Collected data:
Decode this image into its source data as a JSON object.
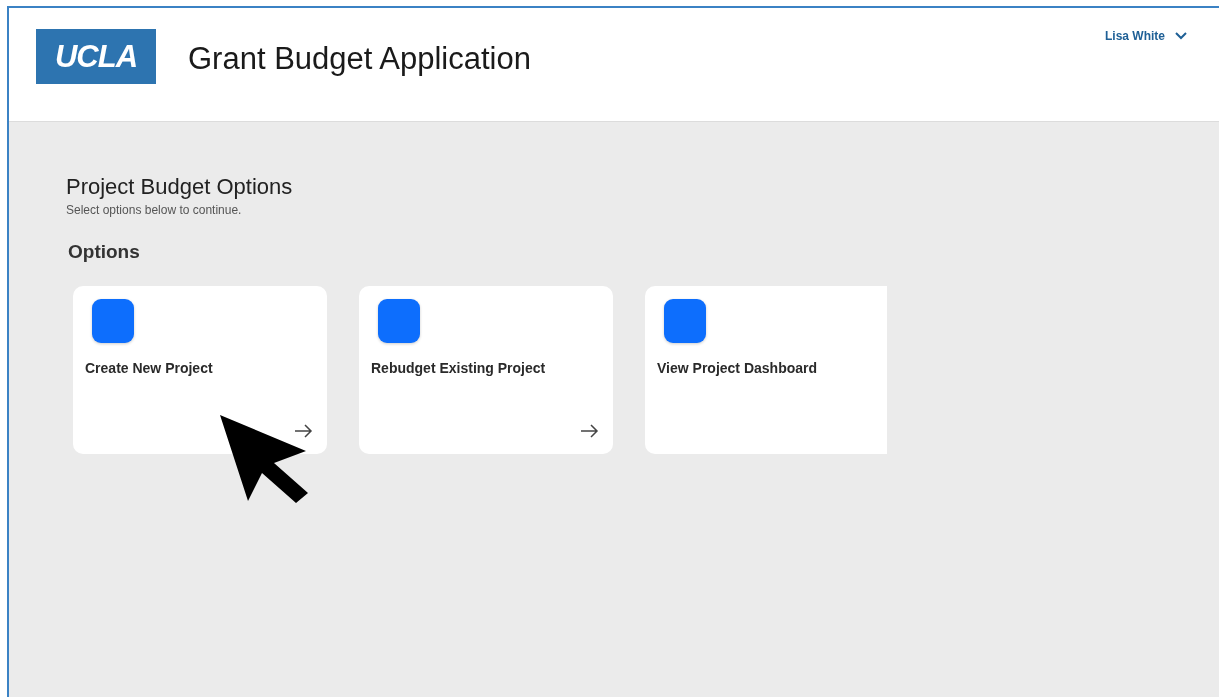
{
  "header": {
    "logo": "UCLA",
    "title": "Grant Budget Application",
    "user": {
      "name": "Lisa White"
    }
  },
  "page": {
    "title": "Project Budget Options",
    "subtitle": "Select options below to continue."
  },
  "options": {
    "heading": "Options",
    "cards": [
      {
        "label": "Create New Project",
        "arrow": true,
        "clipped": false
      },
      {
        "label": "Rebudget Existing Project",
        "arrow": true,
        "clipped": false
      },
      {
        "label": "View Project Dashboard",
        "arrow": false,
        "clipped": true
      }
    ]
  }
}
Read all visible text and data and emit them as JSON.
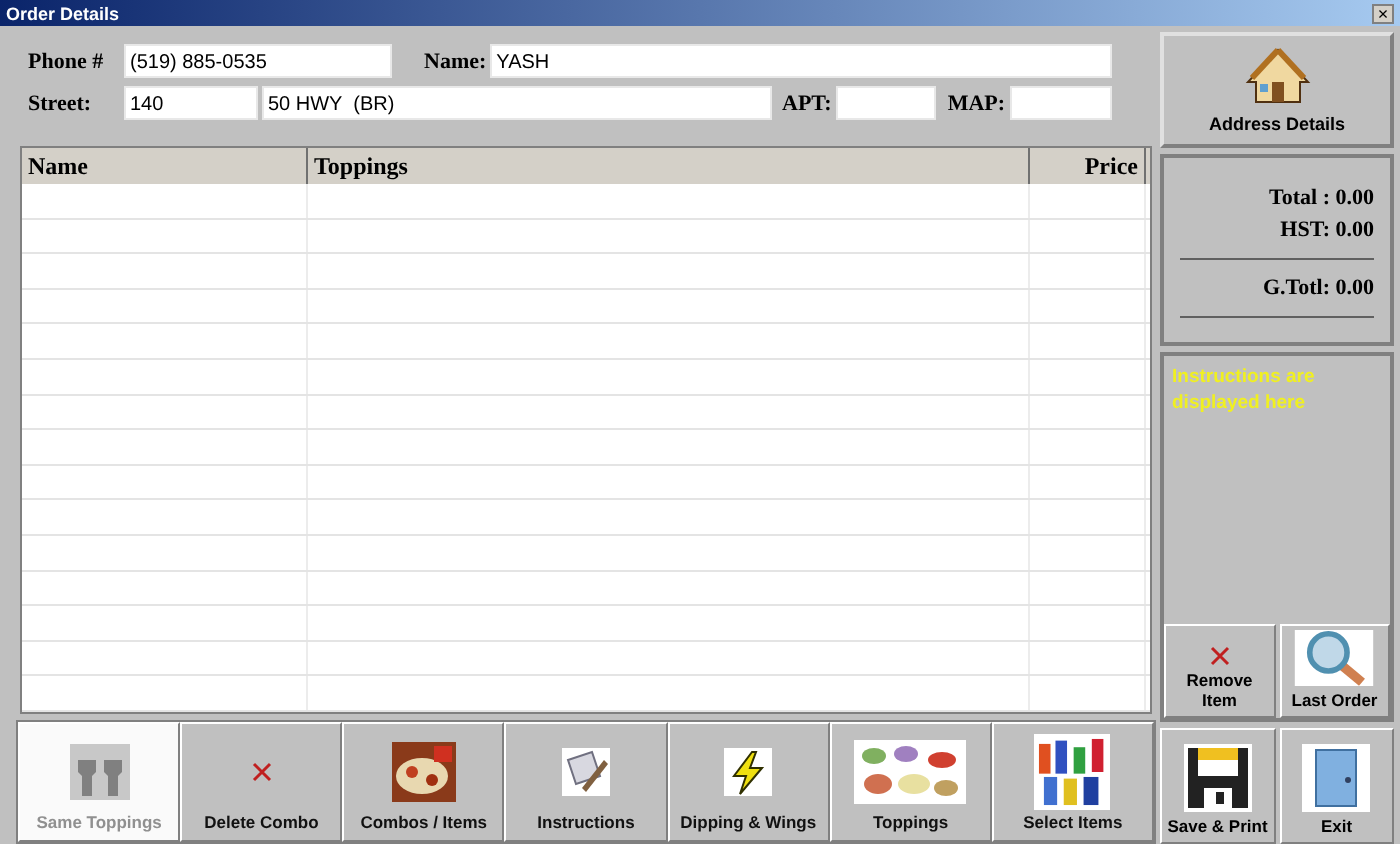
{
  "window": {
    "title": "Order Details",
    "close": "×"
  },
  "customer": {
    "phone": {
      "label": "Phone #",
      "value": "(519) 885-0535"
    },
    "name": {
      "label": "Name:",
      "value": "YASH"
    },
    "street": {
      "label": "Street:",
      "number": "140",
      "name": "50 HWY  (BR)"
    },
    "apt": {
      "label": "APT:"
    },
    "map": {
      "label": "MAP:"
    }
  },
  "table": {
    "columns": [
      "Name",
      "Toppings",
      "Price"
    ]
  },
  "address_button": {
    "label": "Address Details"
  },
  "totals": [
    {
      "label": "Total :",
      "value": "0.00",
      "kind": "line"
    },
    {
      "label": "HST:",
      "value": "0.00",
      "kind": "line"
    },
    {
      "label": "G.Totl:",
      "value": "0.00",
      "kind": "grand"
    }
  ],
  "instructions": "Instructions are displayed here",
  "item_actions": [
    {
      "label": "Remove Item",
      "kind": "remove"
    },
    {
      "label": "Last Order",
      "kind": "last-order"
    }
  ],
  "toolbar": [
    {
      "label": "Same Toppings",
      "kind": "same",
      "disabled": true
    },
    {
      "label": "Delete Combo",
      "kind": "remove",
      "disabled": false
    },
    {
      "label": "Combos / Items",
      "kind": "combos",
      "disabled": false
    },
    {
      "label": "Instructions",
      "kind": "instructions",
      "disabled": false
    },
    {
      "label": "Dipping & Wings",
      "kind": "lightning",
      "disabled": false
    },
    {
      "label": "Toppings",
      "kind": "toppings",
      "disabled": false
    },
    {
      "label": "Select Items",
      "kind": "bottles",
      "disabled": false
    }
  ],
  "final_actions": [
    {
      "label": "Save & Print",
      "kind": "save"
    },
    {
      "label": "Exit",
      "kind": "exit"
    }
  ]
}
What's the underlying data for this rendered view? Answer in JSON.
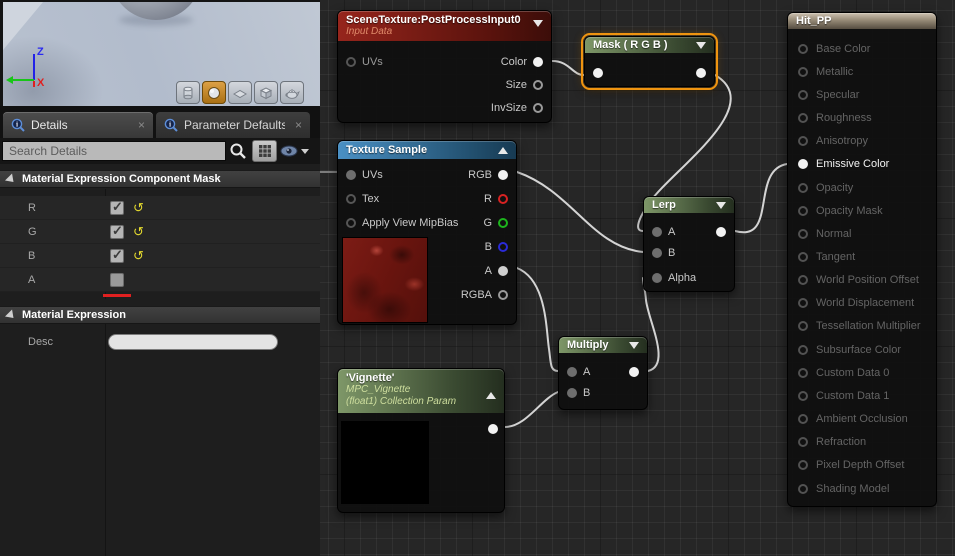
{
  "colors": {
    "selection_orange": "#ef9410",
    "wire": "#d4d4d4",
    "pin_red": "#d82222",
    "pin_green": "#1db51d",
    "pin_blue": "#2a2ad8",
    "header_scene_texture": "#96251c",
    "header_texture_sample": "#4a90c4",
    "header_math_green": "#7e9768",
    "header_result_tan": "#cdc1b0",
    "reset_yellow": "#e3d92e",
    "red_bar": "#e02020"
  },
  "viewport": {
    "axis_z": "Z",
    "axis_x": "X",
    "shape_buttons": [
      "cylinder",
      "sphere",
      "plane",
      "cube",
      "teapot"
    ],
    "selected_shape": "sphere"
  },
  "tabs": {
    "details": "Details",
    "parameter_defaults": "Parameter Defaults",
    "close_glyph": "×"
  },
  "details_panel": {
    "search_placeholder": "Search Details",
    "section_component_mask": "Material Expression Component Mask",
    "rows": [
      {
        "label": "R",
        "checked": true,
        "reset": true
      },
      {
        "label": "G",
        "checked": true,
        "reset": true
      },
      {
        "label": "B",
        "checked": true,
        "reset": true
      },
      {
        "label": "A",
        "checked": false,
        "reset": false
      }
    ],
    "section_material_expression": "Material Expression",
    "desc_label": "Desc",
    "desc_value": ""
  },
  "graph": {
    "scene_texture": {
      "title": "SceneTexture:PostProcessInput0",
      "subtitle": "Input Data",
      "in_uvs": "UVs",
      "out_color": "Color",
      "out_size": "Size",
      "out_invsize": "InvSize"
    },
    "mask": {
      "title": "Mask ( R G B )"
    },
    "texture_sample": {
      "title": "Texture Sample",
      "in_uvs": "UVs",
      "in_tex": "Tex",
      "in_mipbias": "Apply View MipBias",
      "out_rgb": "RGB",
      "out_r": "R",
      "out_g": "G",
      "out_b": "B",
      "out_a": "A",
      "out_rgba": "RGBA"
    },
    "lerp": {
      "title": "Lerp",
      "in_a": "A",
      "in_b": "B",
      "in_alpha": "Alpha"
    },
    "multiply": {
      "title": "Multiply",
      "in_a": "A",
      "in_b": "B"
    },
    "vignette": {
      "title": "'Vignette'",
      "subtitle1": "MPC_Vignette",
      "subtitle2": "(float1) Collection Param"
    },
    "hit_pp": {
      "title": "Hit_PP",
      "active_pin": "Emissive Color",
      "pins": [
        "Base Color",
        "Metallic",
        "Specular",
        "Roughness",
        "Anisotropy",
        "Emissive Color",
        "Opacity",
        "Opacity Mask",
        "Normal",
        "Tangent",
        "World Position Offset",
        "World Displacement",
        "Tessellation Multiplier",
        "Subsurface Color",
        "Custom Data 0",
        "Custom Data 1",
        "Ambient Occlusion",
        "Refraction",
        "Pixel Depth Offset",
        "Shading Model"
      ]
    }
  }
}
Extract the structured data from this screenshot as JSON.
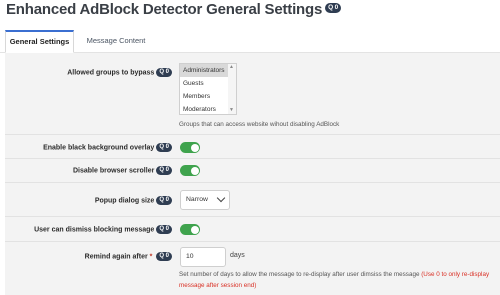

> TASK OBJECTIVE
Retype each line of the listing above word for word. Exclude the pictures.

> SOLUTION TO THIS PROBLEM
Decode this image into its source data as a JSON object.
{
  "header": {
    "logo": "UCLA",
    "title": "Grant Budget Application",
    "user": {
      "name": "Lisa White"
    }
  },
  "page": {
    "title": "Project Budget Options",
    "subtitle": "Select options below to continue."
  },
  "options": {
    "heading": "Options",
    "cards": [
      {
        "label": "Create New Project",
        "arrow": true,
        "clipped": false
      },
      {
        "label": "Rebudget Existing Project",
        "arrow": true,
        "clipped": false
      },
      {
        "label": "View Project Dashboard",
        "arrow": false,
        "clipped": true
      }
    ]
  }
}
Read all visible text and data and emit them as JSON.
{
  "window": {
    "title": "Order Details",
    "close": "×"
  },
  "customer": {
    "phone": {
      "label": "Phone #",
      "value": "(519) 885-0535"
    },
    "name": {
      "label": "Name:",
      "value": "YASH"
    },
    "street": {
      "label": "Street:",
      "number": "140",
      "name": "50 HWY  (BR)"
    },
    "apt": {
      "label": "APT:"
    },
    "map": {
      "label": "MAP:"
    }
  },
  "table": {
    "columns": [
      "Name",
      "Toppings",
      "Price"
    ]
  },
  "address_button": {
    "label": "Address Details"
  },
  "totals": [
    {
      "label": "Total :",
      "value": "0.00",
      "kind": "line"
    },
    {
      "label": "HST:",
      "value": "0.00",
      "kind": "line"
    },
    {
      "label": "G.Totl:",
      "value": "0.00",
      "kind": "grand"
    }
  ],
  "instructions": "Instructions are displayed here",
  "item_actions": [
    {
      "label": "Remove Item",
      "kind": "remove"
    },
    {
      "label": "Last Order",
      "kind": "last-order"
    }
  ],
  "toolbar": [
    {
      "label": "Same Toppings",
      "kind": "same",
      "disabled": true
    },
    {
      "label": "Delete Combo",
      "kind": "remove",
      "disabled": false
    },
    {
      "label": "Combos / Items",
      "kind": "combos",
      "disabled": false
    },
    {
      "label": "Instructions",
      "kind": "instructions",
      "disabled": false
    },
    {
      "label": "Dipping & Wings",
      "kind": "lightning",
      "disabled": false
    },
    {
      "label": "Toppings",
      "kind": "toppings",
      "disabled": false
    },
    {
      "label": "Select Items",
      "kind": "bottles",
      "disabled": false
    }
  ],
  "final_actions": [
    {
      "label": "Save & Print",
      "kind": "save"
    },
    {
      "label": "Exit",
      "kind": "exit"
    }
  ]
}
What's the underlying data for this rendered view? Answer in JSON.
{
  "colors": {
    "selection_orange": "#ef9410",
    "wire": "#d4d4d4",
    "pin_red": "#d82222",
    "pin_green": "#1db51d",
    "pin_blue": "#2a2ad8",
    "header_scene_texture": "#96251c",
    "header_texture_sample": "#4a90c4",
    "header_math_green": "#7e9768",
    "header_result_tan": "#cdc1b0",
    "reset_yellow": "#e3d92e",
    "red_bar": "#e02020"
  },
  "viewport": {
    "axis_z": "Z",
    "axis_x": "X",
    "shape_buttons": [
      "cylinder",
      "sphere",
      "plane",
      "cube",
      "teapot"
    ],
    "selected_shape": "sphere"
  },
  "tabs": {
    "details": "Details",
    "parameter_defaults": "Parameter Defaults",
    "close_glyph": "×"
  },
  "details_panel": {
    "search_placeholder": "Search Details",
    "section_component_mask": "Material Expression Component Mask",
    "rows": [
      {
        "label": "R",
        "checked": true,
        "reset": true
      },
      {
        "label": "G",
        "checked": true,
        "reset": true
      },
      {
        "label": "B",
        "checked": true,
        "reset": true
      },
      {
        "label": "A",
        "checked": false,
        "reset": false
      }
    ],
    "section_material_expression": "Material Expression",
    "desc_label": "Desc",
    "desc_value": ""
  },
  "graph": {
    "scene_texture": {
      "title": "SceneTexture:PostProcessInput0",
      "subtitle": "Input Data",
      "in_uvs": "UVs",
      "out_color": "Color",
      "out_size": "Size",
      "out_invsize": "InvSize"
    },
    "mask": {
      "title": "Mask ( R G B )"
    },
    "texture_sample": {
      "title": "Texture Sample",
      "in_uvs": "UVs",
      "in_tex": "Tex",
      "in_mipbias": "Apply View MipBias",
      "out_rgb": "RGB",
      "out_r": "R",
      "out_g": "G",
      "out_b": "B",
      "out_a": "A",
      "out_rgba": "RGBA"
    },
    "lerp": {
      "title": "Lerp",
      "in_a": "A",
      "in_b": "B",
      "in_alpha": "Alpha"
    },
    "multiply": {
      "title": "Multiply",
      "in_a": "A",
      "in_b": "B"
    },
    "vignette": {
      "title": "'Vignette'",
      "subtitle1": "MPC_Vignette",
      "subtitle2": "(float1) Collection Param"
    },
    "hit_pp": {
      "title": "Hit_PP",
      "active_pin": "Emissive Color",
      "pins": [
        "Base Color",
        "Metallic",
        "Specular",
        "Roughness",
        "Anisotropy",
        "Emissive Color",
        "Opacity",
        "Opacity Mask",
        "Normal",
        "Tangent",
        "World Position Offset",
        "World Displacement",
        "Tessellation Multiplier",
        "Subsurface Color",
        "Custom Data 0",
        "Custom Data 1",
        "Ambient Occlusion",
        "Refraction",
        "Pixel Depth Offset",
        "Shading Model"
      ]
    }
  }
}
Extract the structured data from this screenshot as JSON.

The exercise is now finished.